▸ **Exercise instructions**
Copy out the section of the records that begins at their very start and ends with the line containing "data-point-black bbox=[647, 94, 658, 105]", both ends included, keeping every character the same.

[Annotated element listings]

* Start *

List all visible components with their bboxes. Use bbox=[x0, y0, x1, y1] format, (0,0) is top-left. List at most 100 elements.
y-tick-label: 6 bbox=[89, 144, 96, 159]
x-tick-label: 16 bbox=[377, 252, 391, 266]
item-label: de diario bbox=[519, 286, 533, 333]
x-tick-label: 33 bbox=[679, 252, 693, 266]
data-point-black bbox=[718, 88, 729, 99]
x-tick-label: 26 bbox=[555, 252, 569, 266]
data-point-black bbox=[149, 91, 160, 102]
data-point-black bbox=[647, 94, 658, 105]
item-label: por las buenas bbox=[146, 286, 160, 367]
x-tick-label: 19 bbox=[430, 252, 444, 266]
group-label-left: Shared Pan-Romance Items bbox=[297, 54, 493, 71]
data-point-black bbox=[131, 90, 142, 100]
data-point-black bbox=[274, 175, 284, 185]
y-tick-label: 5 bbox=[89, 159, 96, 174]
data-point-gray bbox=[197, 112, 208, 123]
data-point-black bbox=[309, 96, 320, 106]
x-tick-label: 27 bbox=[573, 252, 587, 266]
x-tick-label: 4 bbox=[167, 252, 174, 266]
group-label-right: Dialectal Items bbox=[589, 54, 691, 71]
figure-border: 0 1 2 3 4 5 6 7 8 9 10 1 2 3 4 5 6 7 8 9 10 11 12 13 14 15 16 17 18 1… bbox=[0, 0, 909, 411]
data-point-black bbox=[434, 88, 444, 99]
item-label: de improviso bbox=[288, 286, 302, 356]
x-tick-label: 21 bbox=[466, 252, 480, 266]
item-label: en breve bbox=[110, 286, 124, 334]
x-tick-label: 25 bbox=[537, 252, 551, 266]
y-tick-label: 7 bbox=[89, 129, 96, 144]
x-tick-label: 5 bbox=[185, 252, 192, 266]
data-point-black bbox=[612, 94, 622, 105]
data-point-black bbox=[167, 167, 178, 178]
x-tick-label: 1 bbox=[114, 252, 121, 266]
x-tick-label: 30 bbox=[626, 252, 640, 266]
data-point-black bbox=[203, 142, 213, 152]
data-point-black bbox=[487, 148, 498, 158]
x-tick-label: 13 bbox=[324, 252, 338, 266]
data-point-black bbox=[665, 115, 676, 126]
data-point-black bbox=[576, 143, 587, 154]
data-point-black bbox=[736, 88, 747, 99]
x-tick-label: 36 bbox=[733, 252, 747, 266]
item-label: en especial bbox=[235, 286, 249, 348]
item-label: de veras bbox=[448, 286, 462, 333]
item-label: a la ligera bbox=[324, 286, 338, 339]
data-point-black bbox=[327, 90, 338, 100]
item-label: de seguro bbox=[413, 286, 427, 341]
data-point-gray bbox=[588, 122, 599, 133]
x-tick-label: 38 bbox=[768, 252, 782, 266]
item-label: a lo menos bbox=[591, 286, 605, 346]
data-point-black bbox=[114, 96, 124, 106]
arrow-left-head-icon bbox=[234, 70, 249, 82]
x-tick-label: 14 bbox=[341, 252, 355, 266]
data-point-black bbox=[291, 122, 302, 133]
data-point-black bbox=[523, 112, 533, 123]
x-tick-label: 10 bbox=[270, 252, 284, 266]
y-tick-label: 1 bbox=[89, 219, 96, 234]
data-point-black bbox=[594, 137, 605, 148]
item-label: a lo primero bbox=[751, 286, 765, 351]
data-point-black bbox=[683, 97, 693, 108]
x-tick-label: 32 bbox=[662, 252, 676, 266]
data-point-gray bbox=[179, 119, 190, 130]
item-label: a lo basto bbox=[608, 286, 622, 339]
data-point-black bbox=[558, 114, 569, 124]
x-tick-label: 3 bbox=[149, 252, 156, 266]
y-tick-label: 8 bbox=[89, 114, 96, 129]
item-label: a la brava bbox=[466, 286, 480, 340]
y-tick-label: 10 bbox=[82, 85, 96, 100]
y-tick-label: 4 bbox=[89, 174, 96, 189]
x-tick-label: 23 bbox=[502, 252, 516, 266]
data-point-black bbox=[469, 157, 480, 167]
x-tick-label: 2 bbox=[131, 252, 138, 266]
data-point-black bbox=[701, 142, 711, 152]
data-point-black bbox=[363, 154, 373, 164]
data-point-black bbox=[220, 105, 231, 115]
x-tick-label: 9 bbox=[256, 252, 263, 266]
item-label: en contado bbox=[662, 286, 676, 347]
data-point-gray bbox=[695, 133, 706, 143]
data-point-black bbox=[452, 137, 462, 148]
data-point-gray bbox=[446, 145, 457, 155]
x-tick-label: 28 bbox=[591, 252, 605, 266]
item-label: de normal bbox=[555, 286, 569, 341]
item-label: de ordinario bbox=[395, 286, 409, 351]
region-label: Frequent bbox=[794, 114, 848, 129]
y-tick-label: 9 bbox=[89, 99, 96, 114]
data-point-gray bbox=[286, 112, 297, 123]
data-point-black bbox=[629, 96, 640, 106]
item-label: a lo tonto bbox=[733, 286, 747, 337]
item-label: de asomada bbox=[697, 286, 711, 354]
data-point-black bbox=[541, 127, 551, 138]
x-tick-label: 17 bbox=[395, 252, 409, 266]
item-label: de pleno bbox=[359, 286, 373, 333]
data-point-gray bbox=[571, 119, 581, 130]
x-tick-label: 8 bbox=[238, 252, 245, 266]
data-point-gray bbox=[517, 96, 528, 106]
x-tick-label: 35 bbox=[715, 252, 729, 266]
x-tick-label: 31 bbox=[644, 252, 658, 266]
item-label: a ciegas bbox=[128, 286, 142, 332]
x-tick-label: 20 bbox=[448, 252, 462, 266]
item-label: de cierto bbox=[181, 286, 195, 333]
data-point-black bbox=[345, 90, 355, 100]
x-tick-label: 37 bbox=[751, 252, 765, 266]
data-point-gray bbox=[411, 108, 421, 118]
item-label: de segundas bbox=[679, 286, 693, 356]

* End *

▸ **Solution to this exercise**
List all visible components with their bboxes. Use bbox=[x0, y0, x1, y1] format, (0,0) is top-left. List at most 100 elements.
y-tick-label: 6 bbox=[89, 144, 96, 159]
x-tick-label: 16 bbox=[377, 252, 391, 266]
item-label: de diario bbox=[519, 286, 533, 333]
x-tick-label: 33 bbox=[679, 252, 693, 266]
data-point-black bbox=[718, 88, 729, 99]
x-tick-label: 26 bbox=[555, 252, 569, 266]
data-point-black bbox=[149, 91, 160, 102]
data-point-black bbox=[647, 94, 658, 105]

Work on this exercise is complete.